### Exercise requirements
Drop every picture, then transcribe the remaining data exactly.

(Excerpt from a dataset)
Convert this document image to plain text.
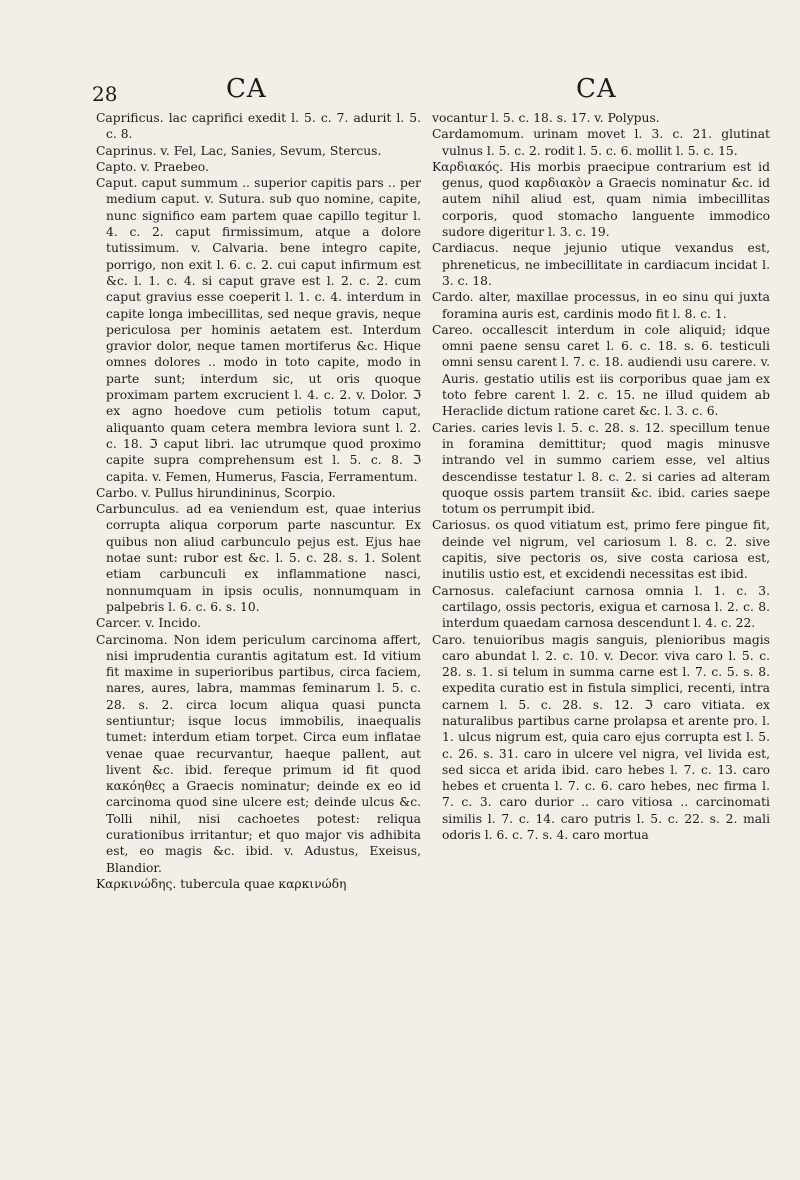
28	CA	CA

Caprificus. lac caprifici exedit l. 5. c. 7. adurit l. 5. c. 8.

Caprinus. v. Fel, Lac, Sanies, Sevum, Stercus.

Capto. v. Praebeo.

Caput. caput summum .. superior capitis pars .. per medium caput. v. Sutura. sub quo nomine, capite, nunc significo eam partem quae capillo tegitur l. 4. c. 2. caput firmissimum, atque a dolore tutissimum. v. Calvaria. bene integro capite, porrigo, non exit l. 6. c. 2. cui caput infirmum est &c. l. 1. c. 4. si caput grave est l. 2. c. 2. cum caput gravius esse coeperit l. 1. c. 4. interdum in capite longa imbecillitas, sed neque gravis, neque periculosa per hominis aetatem est. Interdum gravior dolor, neque tamen mortiferus &c. Hique omnes dolores .. modo in toto capite, modo in parte sunt; interdum sic, ut oris quoque proximam partem excrucient l. 4. c. 2. v. Dolor. ℑ ex agno hoedove cum petiolis totum caput, aliquanto quam cetera membra leviora sunt l. 2. c. 18. ℑ caput libri. lac utrumque quod proximo capite supra comprehensum est l. 5. c. 8. ℑ capita. v. Femen, Humerus, Fascia, Ferramentum.

Carbo. v. Pullus hirundininus, Scorpio.

Carbunculus. ad ea veniendum est, quae interius corrupta aliqua corporum parte nascuntur. Ex quibus non aliud carbunculo pejus est. Ejus hae notae sunt: rubor est &c. l. 5. c. 28. s. 1. Solent etiam carbunculi ex inflammatione nasci, nonnumquam in ipsis oculis, nonnumquam in palpebris l. 6. c. 6. s. 10.

Carcer. v. Incido.

Carcinoma. Non idem periculum carcinoma affert, nisi imprudentia curantis agitatum est. Id vitium fit maxime in superioribus partibus, circa faciem, nares, aures, labra, mammas feminarum l. 5. c. 28. s. 2. circa locum aliqua quasi puncta sentiuntur; isque locus immobilis, inaequalis tumet: interdum etiam torpet. Circa eum inflatae venae quae recurvantur, haeque pallent, aut livent &c. ibid. fereque primum id fit quod κακόηθες a Graecis nominatur; deinde ex eo id carcinoma quod sine ulcere est; deinde ulcus &c. Tolli nihil, nisi cachoetes potest: reliqua curationibus irritantur; et quo major vis adhibita est, eo magis &c. ibid. v. Adustus, Exeisus, Blandior.

Καρκινώδης. tubercula quae καρκινώδη

vocantur l. 5. c. 18. s. 17. v. Polypus.

Cardamomum. urinam movet l. 3. c. 21. glutinat vulnus l. 5. c. 2. rodit l. 5. c. 6. mollit l. 5. c. 15.

Καρδιακός. His morbis praecipue contrarium est id genus, quod καρδιακὸν a Graecis nominatur &c. id autem nihil aliud est, quam nimia imbecillitas corporis, quod stomacho languente immodico sudore digeritur l. 3. c. 19.

Cardiacus. neque jejunio utique vexandus est, phreneticus, ne imbecillitate in cardiacum incidat l. 3. c. 18.

Cardo. alter, maxillae processus, in eo sinu qui juxta foramina auris est, cardinis modo fit l. 8. c. 1.

Careo. occallescit interdum in cole aliquid; idque omni paene sensu caret l. 6. c. 18. s. 6. testiculi omni sensu carent l. 7. c. 18. audiendi usu carere. v. Auris. gestatio utilis est iis corporibus quae jam ex toto febre carent l. 2. c. 15. ne illud quidem ab Heraclide dictum ratione caret &c. l. 3. c. 6.

Caries. caries levis l. 5. c. 28. s. 12. specillum tenue in foramina demittitur; quod magis minusve intrando vel in summo cariem esse, vel altius descendisse testatur l. 8. c. 2. si caries ad alteram quoque ossis partem transiit &c. ibid. caries saepe totum os perrumpit ibid.

Cariosus. os quod vitiatum est, primo fere pingue fit, deinde vel nigrum, vel cariosum l. 8. c. 2. sive capitis, sive pectoris os, sive costa cariosa est, inutilis ustio est, et excidendi necessitas est ibid.

Carnosus. calefaciunt carnosa omnia l. 1. c. 3. cartilago, ossis pectoris, exigua et carnosa l. 2. c. 8. interdum quaedam carnosa descendunt l. 4. c. 22.

Caro. tenuioribus magis sanguis, plenioribus magis caro abundat l. 2. c. 10. v. Decor. viva caro l. 5. c. 28. s. 1. si telum in summa carne est l. 7. c. 5. s. 8. expedita curatio est in fistula simplici, recenti, intra carnem l. 5. c. 28. s. 12. ℑ caro vitiata. ex naturalibus partibus carne prolapsa et arente pro. l. 1. ulcus nigrum est, quia caro ejus corrupta est l. 5. c. 26. s. 31. caro in ulcere vel nigra, vel livida est, sed sicca et arida ibid. caro hebes l. 7. c. 13. caro hebes et cruenta l. 7. c. 6. caro hebes, nec firma l. 7. c. 3. caro durior .. caro vitiosa .. carcinomati similis l. 7. c. 14. caro putris l. 5. c. 22. s. 2. mali odoris l. 6. c. 7. s. 4. caro mortua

### Finished answer
Convert this document image to plain text.
28	CA	CA

Caprificus. lac caprifici exedit l. 5. c. 7. adurit l. 5. c. 8.

Caprinus. v. Fel, Lac, Sanies, Sevum, Stercus.

Capto. v. Praebeo.

Caput. caput summum .. superior capitis pars .. per medium caput. v. Sutura. sub quo nomine, capite, nunc significo eam partem quae capillo tegitur l. 4. c. 2. caput firmissimum, atque a dolore tutissimum. v. Calvaria. bene integro capite, porrigo, non exit l. 6. c. 2. cui caput infirmum est &c. l. 1. c. 4. si caput grave est l. 2. c. 2. cum caput gravius esse coeperit l. 1. c. 4. interdum in capite longa imbecillitas, sed neque gravis, neque periculosa per hominis aetatem est. Interdum gravior dolor, neque tamen mortiferus &c. Hique omnes dolores .. modo in toto capite, modo in parte sunt; interdum sic, ut oris quoque proximam partem excrucient l. 4. c. 2. v. Dolor. ℑ ex agno hoedove cum petiolis totum caput, aliquanto quam cetera membra leviora sunt l. 2. c. 18. ℑ caput libri. lac utrumque quod proximo capite supra comprehensum est l. 5. c. 8. ℑ capita. v. Femen, Humerus, Fascia, Ferramentum.

Carbo. v. Pullus hirundininus, Scorpio.

Carbunculus. ad ea veniendum est, quae interius corrupta aliqua corporum parte nascuntur. Ex quibus non aliud carbunculo pejus est. Ejus hae notae sunt: rubor est &c. l. 5. c. 28. s. 1. Solent etiam carbunculi ex inflammatione nasci, nonnumquam in ipsis oculis, nonnumquam in palpebris l. 6. c. 6. s. 10.

Carcer. v. Incido.

Carcinoma. Non idem periculum carcinoma affert, nisi imprudentia curantis agitatum est. Id vitium fit maxime in superioribus partibus, circa faciem, nares, aures, labra, mammas feminarum l. 5. c. 28. s. 2. circa locum aliqua quasi puncta sentiuntur; isque locus immobilis, inaequalis tumet: interdum etiam torpet. Circa eum inflatae venae quae recurvantur, haeque pallent, aut livent &c. ibid. fereque primum id fit quod κακόηθες a Graecis nominatur; deinde ex eo id carcinoma quod sine ulcere est; deinde ulcus &c. Tolli nihil, nisi cachoetes potest: reliqua curationibus irritantur; et quo major vis adhibita est, eo magis &c. ibid. v. Adustus, Exeisus, Blandior.

Καρκινώδης. tubercula quae καρκινώδη

vocantur l. 5. c. 18. s. 17. v. Polypus.

Cardamomum. urinam movet l. 3. c. 21. glutinat vulnus l. 5. c. 2. rodit l. 5. c. 6. mollit l. 5. c. 15.

Καρδιακός. His morbis praecipue contrarium est id genus, quod καρδιακὸν a Graecis nominatur &c. id autem nihil aliud est, quam nimia imbecillitas corporis, quod stomacho languente immodico sudore digeritur l. 3. c. 19.

Cardiacus. neque jejunio utique vexandus est, phreneticus, ne imbecillitate in cardiacum incidat l. 3. c. 18.

Cardo. alter, maxillae processus, in eo sinu qui juxta foramina auris est, cardinis modo fit l. 8. c. 1.

Careo. occallescit interdum in cole aliquid; idque omni paene sensu caret l. 6. c. 18. s. 6. testiculi omni sensu carent l. 7. c. 18. audiendi usu carere. v. Auris. gestatio utilis est iis corporibus quae jam ex toto febre carent l. 2. c. 15. ne illud quidem ab Heraclide dictum ratione caret &c. l. 3. c. 6.

Caries. caries levis l. 5. c. 28. s. 12. specillum tenue in foramina demittitur; quod magis minusve intrando vel in summo cariem esse, vel altius descendisse testatur l. 8. c. 2. si caries ad alteram quoque ossis partem transiit &c. ibid. caries saepe totum os perrumpit ibid.

Cariosus. os quod vitiatum est, primo fere pingue fit, deinde vel nigrum, vel cariosum l. 8. c. 2. sive capitis, sive pectoris os, sive costa cariosa est, inutilis ustio est, et excidendi necessitas est ibid.

Carnosus. calefaciunt carnosa omnia l. 1. c. 3. cartilago, ossis pectoris, exigua et carnosa l. 2. c. 8. interdum quaedam carnosa descendunt l. 4. c. 22.

Caro. tenuioribus magis sanguis, plenioribus magis caro abundat l. 2. c. 10. v. Decor. viva caro l. 5. c. 28. s. 1. si telum in summa carne est l. 7. c. 5. s. 8. expedita curatio est in fistula simplici, recenti, intra carnem l. 5. c. 28. s. 12. ℑ caro vitiata. ex naturalibus partibus carne prolapsa et arente pro. l. 1. ulcus nigrum est, quia caro ejus corrupta est l. 5. c. 26. s. 31. caro in ulcere vel nigra, vel livida est, sed sicca et arida ibid. caro hebes l. 7. c. 13. caro hebes et cruenta l. 7. c. 6. caro hebes, nec firma l. 7. c. 3. caro durior .. caro vitiosa .. carcinomati similis l. 7. c. 14. caro putris l. 5. c. 22. s. 2. mali odoris l. 6. c. 7. s. 4. caro mortua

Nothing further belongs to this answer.